* begin GIVEN DATA *

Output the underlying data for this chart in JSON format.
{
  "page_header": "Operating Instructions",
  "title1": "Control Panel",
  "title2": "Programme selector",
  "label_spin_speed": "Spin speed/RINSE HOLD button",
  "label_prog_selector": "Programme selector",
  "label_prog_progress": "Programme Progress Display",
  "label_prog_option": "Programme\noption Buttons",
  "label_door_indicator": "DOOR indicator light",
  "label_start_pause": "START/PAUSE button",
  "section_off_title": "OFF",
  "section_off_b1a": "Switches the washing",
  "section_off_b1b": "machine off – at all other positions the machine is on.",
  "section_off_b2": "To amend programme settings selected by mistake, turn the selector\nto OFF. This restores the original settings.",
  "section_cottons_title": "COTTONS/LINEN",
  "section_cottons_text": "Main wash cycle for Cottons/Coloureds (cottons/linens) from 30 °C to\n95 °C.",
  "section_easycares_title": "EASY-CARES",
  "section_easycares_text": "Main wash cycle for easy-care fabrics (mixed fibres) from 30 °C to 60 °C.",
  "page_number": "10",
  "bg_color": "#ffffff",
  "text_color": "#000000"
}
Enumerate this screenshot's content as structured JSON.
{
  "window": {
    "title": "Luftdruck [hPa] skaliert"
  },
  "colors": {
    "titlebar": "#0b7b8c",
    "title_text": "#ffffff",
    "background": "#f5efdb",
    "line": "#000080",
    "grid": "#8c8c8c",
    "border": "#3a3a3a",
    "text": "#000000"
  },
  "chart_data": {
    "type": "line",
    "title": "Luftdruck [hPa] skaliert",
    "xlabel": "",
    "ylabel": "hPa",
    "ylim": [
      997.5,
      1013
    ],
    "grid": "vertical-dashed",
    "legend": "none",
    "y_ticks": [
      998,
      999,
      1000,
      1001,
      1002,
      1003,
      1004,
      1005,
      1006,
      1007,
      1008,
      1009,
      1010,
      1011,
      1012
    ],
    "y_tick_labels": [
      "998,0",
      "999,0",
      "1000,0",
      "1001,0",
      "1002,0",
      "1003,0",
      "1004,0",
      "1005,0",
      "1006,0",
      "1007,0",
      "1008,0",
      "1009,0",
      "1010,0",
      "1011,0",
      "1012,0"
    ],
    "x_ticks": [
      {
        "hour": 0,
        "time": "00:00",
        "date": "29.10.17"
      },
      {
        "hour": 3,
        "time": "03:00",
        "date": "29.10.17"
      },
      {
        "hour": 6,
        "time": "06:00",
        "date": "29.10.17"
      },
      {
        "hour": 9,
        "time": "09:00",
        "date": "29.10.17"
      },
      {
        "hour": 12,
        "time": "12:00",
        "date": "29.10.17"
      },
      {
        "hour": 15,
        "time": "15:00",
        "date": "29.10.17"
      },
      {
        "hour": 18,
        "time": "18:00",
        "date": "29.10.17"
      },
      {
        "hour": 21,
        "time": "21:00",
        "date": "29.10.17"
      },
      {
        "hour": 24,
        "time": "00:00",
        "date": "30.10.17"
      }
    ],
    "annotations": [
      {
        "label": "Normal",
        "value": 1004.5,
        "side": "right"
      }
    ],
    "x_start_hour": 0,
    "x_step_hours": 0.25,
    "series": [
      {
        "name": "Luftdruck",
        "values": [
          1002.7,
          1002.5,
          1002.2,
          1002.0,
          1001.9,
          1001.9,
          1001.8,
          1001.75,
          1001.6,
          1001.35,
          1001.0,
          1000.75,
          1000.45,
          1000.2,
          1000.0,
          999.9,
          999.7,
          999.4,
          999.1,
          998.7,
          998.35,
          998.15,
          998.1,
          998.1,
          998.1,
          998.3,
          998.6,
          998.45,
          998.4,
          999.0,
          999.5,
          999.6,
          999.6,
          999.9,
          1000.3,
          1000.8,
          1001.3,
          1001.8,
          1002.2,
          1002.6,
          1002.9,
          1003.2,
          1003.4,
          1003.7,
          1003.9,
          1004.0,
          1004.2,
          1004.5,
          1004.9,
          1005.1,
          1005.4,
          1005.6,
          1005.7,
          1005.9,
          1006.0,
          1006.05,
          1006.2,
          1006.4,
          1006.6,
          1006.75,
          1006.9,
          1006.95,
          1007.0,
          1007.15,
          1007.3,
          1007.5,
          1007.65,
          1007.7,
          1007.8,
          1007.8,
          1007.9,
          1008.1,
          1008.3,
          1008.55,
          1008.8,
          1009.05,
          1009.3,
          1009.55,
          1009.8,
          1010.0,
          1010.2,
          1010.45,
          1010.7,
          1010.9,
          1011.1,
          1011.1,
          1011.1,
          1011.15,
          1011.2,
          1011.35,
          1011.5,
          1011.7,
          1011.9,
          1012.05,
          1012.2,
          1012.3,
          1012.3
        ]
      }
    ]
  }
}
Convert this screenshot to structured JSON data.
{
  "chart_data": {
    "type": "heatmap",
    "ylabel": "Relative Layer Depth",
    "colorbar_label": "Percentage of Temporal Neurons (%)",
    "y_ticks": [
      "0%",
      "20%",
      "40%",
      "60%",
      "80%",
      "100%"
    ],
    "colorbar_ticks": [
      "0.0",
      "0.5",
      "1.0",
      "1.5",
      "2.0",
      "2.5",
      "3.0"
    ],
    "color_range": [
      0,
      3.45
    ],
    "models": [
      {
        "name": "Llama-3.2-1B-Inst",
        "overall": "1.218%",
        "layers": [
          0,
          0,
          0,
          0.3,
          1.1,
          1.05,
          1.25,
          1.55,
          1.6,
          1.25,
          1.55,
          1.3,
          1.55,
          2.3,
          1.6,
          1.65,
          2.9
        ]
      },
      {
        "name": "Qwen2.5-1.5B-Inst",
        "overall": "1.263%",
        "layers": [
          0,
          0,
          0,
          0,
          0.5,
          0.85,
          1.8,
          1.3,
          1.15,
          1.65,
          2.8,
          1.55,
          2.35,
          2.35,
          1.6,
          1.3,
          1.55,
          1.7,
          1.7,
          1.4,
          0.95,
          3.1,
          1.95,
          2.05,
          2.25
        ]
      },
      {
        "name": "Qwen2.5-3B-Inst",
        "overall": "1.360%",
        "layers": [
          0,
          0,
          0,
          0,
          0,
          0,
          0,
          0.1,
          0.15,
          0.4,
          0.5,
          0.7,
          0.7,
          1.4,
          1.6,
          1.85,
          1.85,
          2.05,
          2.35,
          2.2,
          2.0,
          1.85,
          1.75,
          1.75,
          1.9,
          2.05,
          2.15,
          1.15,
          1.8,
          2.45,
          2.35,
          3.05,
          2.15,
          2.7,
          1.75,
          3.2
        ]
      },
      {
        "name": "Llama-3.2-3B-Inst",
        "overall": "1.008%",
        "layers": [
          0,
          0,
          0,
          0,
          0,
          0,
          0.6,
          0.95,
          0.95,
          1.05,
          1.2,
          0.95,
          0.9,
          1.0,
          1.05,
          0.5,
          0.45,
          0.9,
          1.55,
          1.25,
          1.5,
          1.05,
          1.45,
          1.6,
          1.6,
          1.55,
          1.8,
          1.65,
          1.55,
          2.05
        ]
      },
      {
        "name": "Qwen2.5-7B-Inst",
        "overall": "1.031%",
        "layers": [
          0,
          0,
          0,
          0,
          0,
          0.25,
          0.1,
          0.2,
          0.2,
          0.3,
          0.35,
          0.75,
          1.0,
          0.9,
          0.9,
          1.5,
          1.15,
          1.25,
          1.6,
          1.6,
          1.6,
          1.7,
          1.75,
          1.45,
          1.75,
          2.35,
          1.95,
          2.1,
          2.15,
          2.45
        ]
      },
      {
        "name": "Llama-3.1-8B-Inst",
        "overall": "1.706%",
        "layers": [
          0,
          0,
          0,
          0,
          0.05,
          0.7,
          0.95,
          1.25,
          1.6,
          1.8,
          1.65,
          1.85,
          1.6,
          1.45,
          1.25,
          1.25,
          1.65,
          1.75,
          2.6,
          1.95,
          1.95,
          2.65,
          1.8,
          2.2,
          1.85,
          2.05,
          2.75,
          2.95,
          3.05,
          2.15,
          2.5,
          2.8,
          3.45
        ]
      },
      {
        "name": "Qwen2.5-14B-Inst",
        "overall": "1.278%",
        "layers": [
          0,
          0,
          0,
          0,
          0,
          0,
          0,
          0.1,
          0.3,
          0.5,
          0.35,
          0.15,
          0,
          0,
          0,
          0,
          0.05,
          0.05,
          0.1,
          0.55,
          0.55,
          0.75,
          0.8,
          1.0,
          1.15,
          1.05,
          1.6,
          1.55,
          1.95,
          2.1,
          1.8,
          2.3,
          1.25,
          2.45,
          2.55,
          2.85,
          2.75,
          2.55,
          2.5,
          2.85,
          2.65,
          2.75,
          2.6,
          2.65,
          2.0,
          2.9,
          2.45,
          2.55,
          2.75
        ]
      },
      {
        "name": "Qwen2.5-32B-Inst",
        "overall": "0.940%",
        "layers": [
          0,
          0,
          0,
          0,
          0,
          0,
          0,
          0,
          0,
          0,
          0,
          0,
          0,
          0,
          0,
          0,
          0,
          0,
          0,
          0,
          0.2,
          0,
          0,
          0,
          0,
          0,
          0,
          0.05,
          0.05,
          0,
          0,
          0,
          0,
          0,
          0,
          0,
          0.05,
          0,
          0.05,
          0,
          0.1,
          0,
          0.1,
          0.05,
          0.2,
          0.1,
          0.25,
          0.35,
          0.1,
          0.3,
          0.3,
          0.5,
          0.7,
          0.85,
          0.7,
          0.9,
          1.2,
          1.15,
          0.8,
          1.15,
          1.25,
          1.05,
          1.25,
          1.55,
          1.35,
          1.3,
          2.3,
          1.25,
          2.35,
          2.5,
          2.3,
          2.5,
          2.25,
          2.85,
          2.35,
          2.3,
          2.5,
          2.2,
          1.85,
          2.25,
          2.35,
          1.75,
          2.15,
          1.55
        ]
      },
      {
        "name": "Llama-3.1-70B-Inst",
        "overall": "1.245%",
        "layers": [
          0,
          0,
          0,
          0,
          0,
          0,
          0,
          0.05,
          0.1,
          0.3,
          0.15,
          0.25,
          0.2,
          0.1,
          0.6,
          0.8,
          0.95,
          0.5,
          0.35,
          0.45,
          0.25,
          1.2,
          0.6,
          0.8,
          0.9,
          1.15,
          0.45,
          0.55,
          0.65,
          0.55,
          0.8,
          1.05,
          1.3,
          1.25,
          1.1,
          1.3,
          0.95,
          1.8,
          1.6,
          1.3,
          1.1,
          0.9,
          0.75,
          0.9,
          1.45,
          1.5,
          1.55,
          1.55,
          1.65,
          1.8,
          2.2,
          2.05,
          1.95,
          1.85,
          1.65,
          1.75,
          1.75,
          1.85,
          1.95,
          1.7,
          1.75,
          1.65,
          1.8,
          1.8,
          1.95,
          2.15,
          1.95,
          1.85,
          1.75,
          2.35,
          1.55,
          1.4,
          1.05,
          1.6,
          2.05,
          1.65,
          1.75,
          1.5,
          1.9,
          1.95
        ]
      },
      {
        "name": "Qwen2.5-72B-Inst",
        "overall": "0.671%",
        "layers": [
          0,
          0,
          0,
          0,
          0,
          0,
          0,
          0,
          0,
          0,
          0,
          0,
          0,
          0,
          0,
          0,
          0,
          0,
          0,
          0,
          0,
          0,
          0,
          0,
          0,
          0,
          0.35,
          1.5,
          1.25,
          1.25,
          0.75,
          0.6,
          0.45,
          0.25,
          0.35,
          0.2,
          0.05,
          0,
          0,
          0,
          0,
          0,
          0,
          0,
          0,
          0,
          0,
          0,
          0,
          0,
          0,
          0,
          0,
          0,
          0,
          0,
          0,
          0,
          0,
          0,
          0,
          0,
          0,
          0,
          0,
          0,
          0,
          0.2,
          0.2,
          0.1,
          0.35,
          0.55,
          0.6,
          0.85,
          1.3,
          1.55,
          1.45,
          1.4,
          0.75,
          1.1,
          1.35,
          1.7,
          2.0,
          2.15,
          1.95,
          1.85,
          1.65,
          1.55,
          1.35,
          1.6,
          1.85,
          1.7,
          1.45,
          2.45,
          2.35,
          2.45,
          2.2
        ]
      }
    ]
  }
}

* end GIVEN DATA *

- **TASK GOAL**
Pick out every line holding the string "from" and return it.

- **THE ANSWER**
  "section_cottons_text": "Main wash cycle for Cottons/Coloureds (cottons/linens) from 30 °C to\n95 °C.",
  "section_easycares_text": "Main wash cycle for easy-care fabrics (mixed fibres) from 30 °C to 60 °C.",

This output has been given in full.